◆ WHAT YOU HAVE TO DO: Transcribe every line exactly. Leave the pictures behind.

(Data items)
# # # # #

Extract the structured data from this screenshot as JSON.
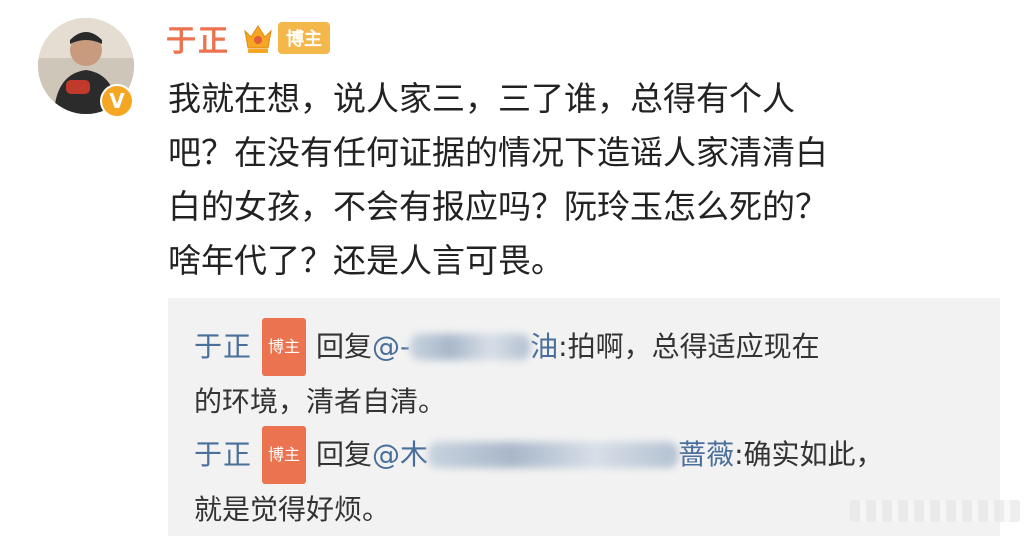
{
  "post": {
    "author": "于正",
    "author_badge": "博主",
    "verified_badge": "V",
    "lines": [
      "我就在想，说人家三，三了谁，总得有个人",
      "吧？在没有任何证据的情况下造谣人家清清白",
      "白的女孩，不会有报应吗？阮玲玉怎么死的？",
      "啥年代了？还是人言可畏。"
    ]
  },
  "replies": [
    {
      "user": "于正",
      "badge": "博主",
      "reply_prefix": "回复",
      "mention_visible_start": "@-",
      "mention_visible_end": "油",
      "text_line1": ":拍啊，总得适应现在",
      "text_line2": "的环境，清者自清。"
    },
    {
      "user": "于正",
      "badge": "博主",
      "reply_prefix": "回复",
      "mention_visible_start": "@木",
      "mention_visible_end": "蔷薇",
      "text_line1": ":确实如此，",
      "text_line2": "就是觉得好烦。"
    }
  ],
  "colors": {
    "username": "#eb7350",
    "reply_user": "#4a6f9b",
    "tag_orange": "#eb7350",
    "tag_gold": "#f4b74a",
    "reply_bg": "#f2f2f2"
  }
}
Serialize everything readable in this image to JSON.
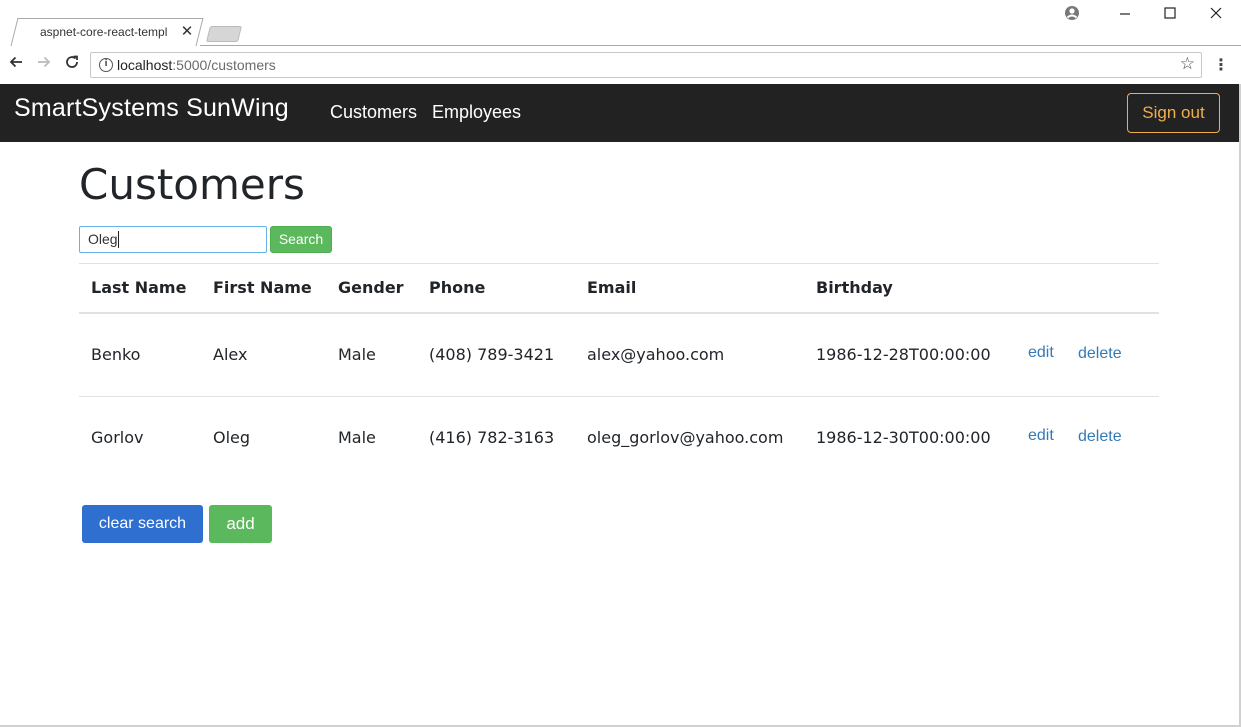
{
  "browser": {
    "tab_title": "aspnet-core-react-templ",
    "tab_close": "✕",
    "url_host": "localhost",
    "url_path": ":5000/customers",
    "icons": {
      "back": "back-arrow-icon",
      "forward": "forward-arrow-icon",
      "reload": "reload-icon",
      "info": "info-icon",
      "bookmark": "star-icon",
      "menu": "kebab-menu-icon",
      "profile": "profile-icon",
      "minimize": "minimize-icon",
      "maximize": "maximize-icon",
      "close": "close-icon"
    }
  },
  "navbar": {
    "brand": "SmartSystems SunWing",
    "links": [
      "Customers",
      "Employees"
    ],
    "signout_label": "Sign out",
    "accent_color": "#f0ad4e",
    "background": "#222222"
  },
  "main": {
    "title": "Customers",
    "search": {
      "value": "Oleg",
      "button_label": "Search"
    },
    "table": {
      "headers": [
        "Last Name",
        "First Name",
        "Gender",
        "Phone",
        "Email",
        "Birthday"
      ],
      "rows": [
        {
          "last_name": "Benko",
          "first_name": "Alex",
          "gender": "Male",
          "phone": "(408) 789-3421",
          "email": "alex@yahoo.com",
          "birthday": "1986-12-28T00:00:00",
          "edit": "edit",
          "delete": "delete"
        },
        {
          "last_name": "Gorlov",
          "first_name": "Oleg",
          "gender": "Male",
          "phone": "(416) 782-3163",
          "email": "oleg_gorlov@yahoo.com",
          "birthday": "1986-12-30T00:00:00",
          "edit": "edit",
          "delete": "delete"
        }
      ]
    },
    "clear_label": "clear search",
    "add_label": "add"
  }
}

# # # # #

◆ ANSWER TO THE EXERCISE:
Extract the structured data from this screenshot as JSON.
{
  "post": {
    "author": "于正",
    "author_badge": "博主",
    "verified_badge": "V",
    "lines": [
      "我就在想，说人家三，三了谁，总得有个人",
      "吧？在没有任何证据的情况下造谣人家清清白",
      "白的女孩，不会有报应吗？阮玲玉怎么死的？",
      "啥年代了？还是人言可畏。"
    ]
  },
  "replies": [
    {
      "user": "于正",
      "badge": "博主",
      "reply_prefix": "回复",
      "mention_visible_start": "@-",
      "mention_visible_end": "油",
      "text_line1": ":拍啊，总得适应现在",
      "text_line2": "的环境，清者自清。"
    },
    {
      "user": "于正",
      "badge": "博主",
      "reply_prefix": "回复",
      "mention_visible_start": "@木",
      "mention_visible_end": "蔷薇",
      "text_line1": ":确实如此，",
      "text_line2": "就是觉得好烦。"
    }
  ],
  "colors": {
    "username": "#eb7350",
    "reply_user": "#4a6f9b",
    "tag_orange": "#eb7350",
    "tag_gold": "#f4b74a",
    "reply_bg": "#f2f2f2"
  }
}
Serialize everything readable in this image to JSON.
{
  "browser": {
    "tab_title": "aspnet-core-react-templ",
    "tab_close": "✕",
    "url_host": "localhost",
    "url_path": ":5000/customers",
    "icons": {
      "back": "back-arrow-icon",
      "forward": "forward-arrow-icon",
      "reload": "reload-icon",
      "info": "info-icon",
      "bookmark": "star-icon",
      "menu": "kebab-menu-icon",
      "profile": "profile-icon",
      "minimize": "minimize-icon",
      "maximize": "maximize-icon",
      "close": "close-icon"
    }
  },
  "navbar": {
    "brand": "SmartSystems SunWing",
    "links": [
      "Customers",
      "Employees"
    ],
    "signout_label": "Sign out",
    "accent_color": "#f0ad4e",
    "background": "#222222"
  },
  "main": {
    "title": "Customers",
    "search": {
      "value": "Oleg",
      "button_label": "Search"
    },
    "table": {
      "headers": [
        "Last Name",
        "First Name",
        "Gender",
        "Phone",
        "Email",
        "Birthday"
      ],
      "rows": [
        {
          "last_name": "Benko",
          "first_name": "Alex",
          "gender": "Male",
          "phone": "(408) 789-3421",
          "email": "alex@yahoo.com",
          "birthday": "1986-12-28T00:00:00",
          "edit": "edit",
          "delete": "delete"
        },
        {
          "last_name": "Gorlov",
          "first_name": "Oleg",
          "gender": "Male",
          "phone": "(416) 782-3163",
          "email": "oleg_gorlov@yahoo.com",
          "birthday": "1986-12-30T00:00:00",
          "edit": "edit",
          "delete": "delete"
        }
      ]
    },
    "clear_label": "clear search",
    "add_label": "add"
  }
}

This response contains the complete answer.